Short task: Check every line below for the word "square" and give only the number of lines where it appears.

START Material provided

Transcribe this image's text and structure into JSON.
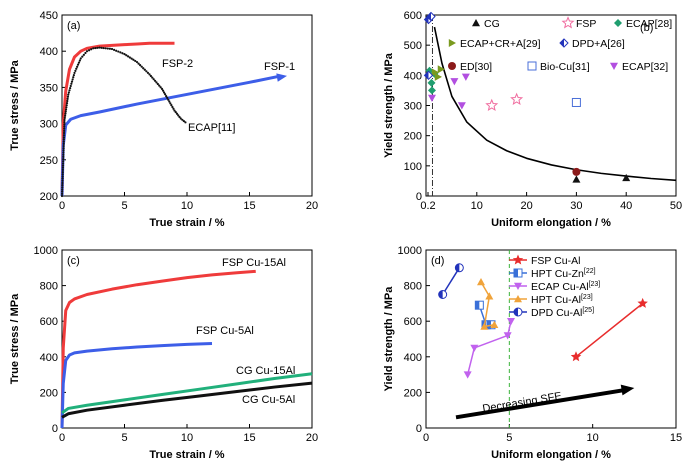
{
  "chart_data": [
    {
      "panel": "(a)",
      "type": "line",
      "xlabel": "True strain / %",
      "ylabel": "True stress / MPa",
      "xlim": [
        0,
        20
      ],
      "ylim": [
        200,
        450
      ],
      "xticks": [
        0,
        5,
        10,
        15,
        20
      ],
      "yticks": [
        200,
        250,
        300,
        350,
        400,
        450
      ],
      "grid": false,
      "series": [
        {
          "name": "FSP-2",
          "color": "#ef3b3b",
          "style": "line",
          "x": [
            0,
            0.1,
            0.3,
            0.6,
            1.0,
            1.5,
            2.0,
            3.0,
            4.0,
            5.0,
            6.0,
            7.0,
            8.0,
            9.0
          ],
          "y": [
            200,
            300,
            345,
            375,
            392,
            400,
            404,
            407,
            408,
            409,
            410,
            411,
            411,
            411
          ]
        },
        {
          "name": "FSP-1",
          "color": "#3d5ee8",
          "style": "line-arrow",
          "x": [
            0,
            0.1,
            0.3,
            0.7,
            1.5,
            3.0,
            6.0,
            9.0,
            12.0,
            15.0,
            18.0
          ],
          "y": [
            200,
            270,
            298,
            306,
            311,
            316,
            327,
            337,
            347,
            357,
            366
          ]
        },
        {
          "name": "ECAP[11]",
          "color": "#111111",
          "style": "dots",
          "x": [
            0,
            0.2,
            0.5,
            1.0,
            1.5,
            2.0,
            2.5,
            3.0,
            4.0,
            5.0,
            6.0,
            7.0,
            8.0,
            8.5,
            9.0,
            9.5,
            10.0
          ],
          "y": [
            200,
            305,
            340,
            370,
            390,
            400,
            404,
            405,
            403,
            396,
            385,
            368,
            348,
            333,
            318,
            307,
            300
          ]
        }
      ],
      "annotations": [
        "(a)",
        "FSP-2",
        "FSP-1",
        "ECAP[11]"
      ]
    },
    {
      "panel": "(b)",
      "type": "scatter",
      "xlabel": "Uniform elongation / %",
      "ylabel": "Yield strength / MPa",
      "xlim": [
        0,
        50
      ],
      "ylim": [
        0,
        600
      ],
      "xtick_labels": [
        "0.2",
        "10",
        "20",
        "30",
        "40",
        "50"
      ],
      "yticks": [
        0,
        100,
        200,
        300,
        400,
        500,
        600
      ],
      "grid": false,
      "legend_placement": "top",
      "series": [
        {
          "name": "CG",
          "marker": "triangle",
          "color": "#111111",
          "x": [
            30,
            40
          ],
          "y": [
            55,
            60
          ]
        },
        {
          "name": "FSP",
          "marker": "star-open",
          "color": "#f06ea0",
          "x": [
            13,
            18
          ],
          "y": [
            300,
            320
          ]
        },
        {
          "name": "ECAP[28]",
          "marker": "diamond",
          "color": "#1f9e6f",
          "x": [
            0.5,
            0.9,
            1.0,
            1.5
          ],
          "y": [
            415,
            375,
            350,
            405
          ]
        },
        {
          "name": "ECAP+CR+A[29]",
          "marker": "triangle-right",
          "color": "#7a9a1f",
          "x": [
            1.6,
            2.2,
            2.8
          ],
          "y": [
            410,
            395,
            420
          ]
        },
        {
          "name": "DPD+A[26]",
          "marker": "half-diamond",
          "color": "#2233bb",
          "x": [
            0.3,
            0.3,
            0.8
          ],
          "y": [
            585,
            400,
            595
          ]
        },
        {
          "name": "ED[30]",
          "marker": "circle",
          "color": "#8b1a1a",
          "x": [
            30
          ],
          "y": [
            80
          ]
        },
        {
          "name": "Bio-Cu[31]",
          "marker": "square-open",
          "color": "#4a6fd8",
          "x": [
            30
          ],
          "y": [
            310
          ]
        },
        {
          "name": "ECAP[32]",
          "marker": "triangle-down",
          "color": "#b24fe0",
          "x": [
            1.0,
            5.5,
            7.0,
            7.8
          ],
          "y": [
            325,
            380,
            300,
            395
          ]
        }
      ],
      "fit_curve": {
        "x": [
          1.5,
          3,
          5,
          8,
          12,
          16,
          20,
          25,
          30,
          35,
          40,
          45,
          50
        ],
        "y": [
          560,
          440,
          330,
          245,
          185,
          150,
          125,
          103,
          87,
          75,
          66,
          58,
          52
        ]
      },
      "vline_x": 1.1,
      "annotations": [
        "(b)"
      ]
    },
    {
      "panel": "(c)",
      "type": "line",
      "xlabel": "True strain  / %",
      "ylabel": "True stress / MPa",
      "xlim": [
        0,
        20
      ],
      "ylim": [
        0,
        1000
      ],
      "xticks": [
        0,
        5,
        10,
        15,
        20
      ],
      "yticks": [
        0,
        200,
        400,
        600,
        800,
        1000
      ],
      "grid": false,
      "series": [
        {
          "name": "FSP  Cu-15Al",
          "color": "#ef3b3b",
          "x": [
            0,
            0.1,
            0.3,
            0.6,
            1.0,
            2.0,
            4.0,
            6.0,
            8.0,
            10.0,
            12.0,
            14.0,
            15.5
          ],
          "y": [
            0,
            450,
            660,
            705,
            725,
            750,
            780,
            805,
            825,
            845,
            860,
            872,
            880
          ]
        },
        {
          "name": "FSP Cu-5Al",
          "color": "#3d5ee8",
          "x": [
            0,
            0.1,
            0.3,
            0.6,
            1.0,
            2.0,
            4.0,
            6.0,
            8.0,
            10.0,
            12.0
          ],
          "y": [
            0,
            250,
            380,
            410,
            422,
            432,
            445,
            455,
            463,
            470,
            475
          ]
        },
        {
          "name": "CG Cu-15Al",
          "color": "#21b07b",
          "x": [
            0,
            0.5,
            2,
            5,
            8,
            11,
            14,
            17,
            20
          ],
          "y": [
            85,
            110,
            128,
            158,
            188,
            218,
            248,
            278,
            305
          ]
        },
        {
          "name": "CG Cu-5Al",
          "color": "#111111",
          "x": [
            0,
            0.5,
            2,
            5,
            8,
            11,
            14,
            17,
            20
          ],
          "y": [
            60,
            80,
            100,
            128,
            155,
            180,
            205,
            230,
            252
          ]
        }
      ],
      "annotations": [
        "(c)"
      ]
    },
    {
      "panel": "(d)",
      "type": "line",
      "xlabel": "Uniform elongation / %",
      "ylabel": "Yield strength / MPa",
      "xlim": [
        0,
        15
      ],
      "ylim": [
        0,
        1000
      ],
      "xticks": [
        0,
        5,
        10,
        15
      ],
      "yticks": [
        0,
        200,
        400,
        600,
        800,
        1000
      ],
      "grid": false,
      "legend_placement": "top-right",
      "series": [
        {
          "name": "FSP Cu-Al",
          "color": "#e82c2c",
          "marker": "star",
          "x": [
            9,
            13
          ],
          "y": [
            400,
            700
          ]
        },
        {
          "name": "HPT Cu-Zn",
          "sup": "[22]",
          "color": "#3a70d8",
          "marker": "half-square",
          "x": [
            3.2,
            3.6,
            3.9
          ],
          "y": [
            690,
            580,
            580
          ]
        },
        {
          "name": "ECAP Cu-Al",
          "sup": "[23]",
          "color": "#c162ee",
          "marker": "triangle-down",
          "x": [
            2.5,
            2.9,
            4.9,
            5.1
          ],
          "y": [
            300,
            450,
            520,
            600
          ]
        },
        {
          "name": "HPT Cu-Al",
          "sup": "[23]",
          "color": "#f0a33a",
          "marker": "triangle-up",
          "x": [
            3.3,
            3.8,
            3.5,
            4.1
          ],
          "y": [
            820,
            740,
            570,
            580
          ]
        },
        {
          "name": "DPD Cu-Al",
          "sup": "[25]",
          "color": "#2233bb",
          "marker": "half-circle",
          "x": [
            1.0,
            2.0
          ],
          "y": [
            750,
            900
          ]
        }
      ],
      "vline_x": 5,
      "arrow_label": "Decreasing SFE",
      "annotations": [
        "(d)"
      ]
    }
  ]
}
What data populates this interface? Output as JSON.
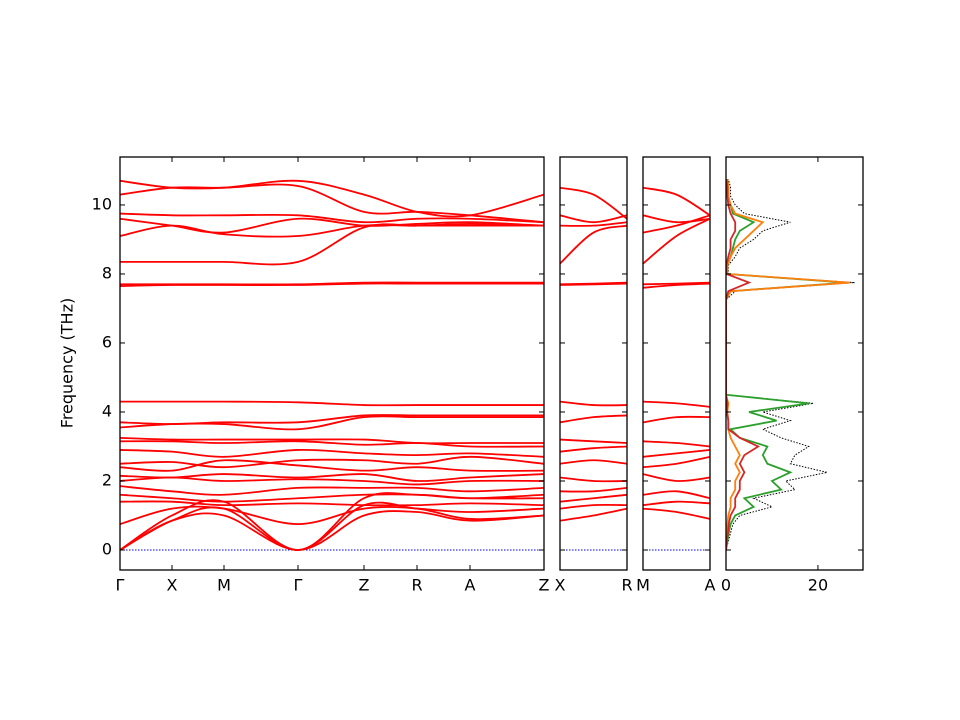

END Material provided

Answer to the exercise: 2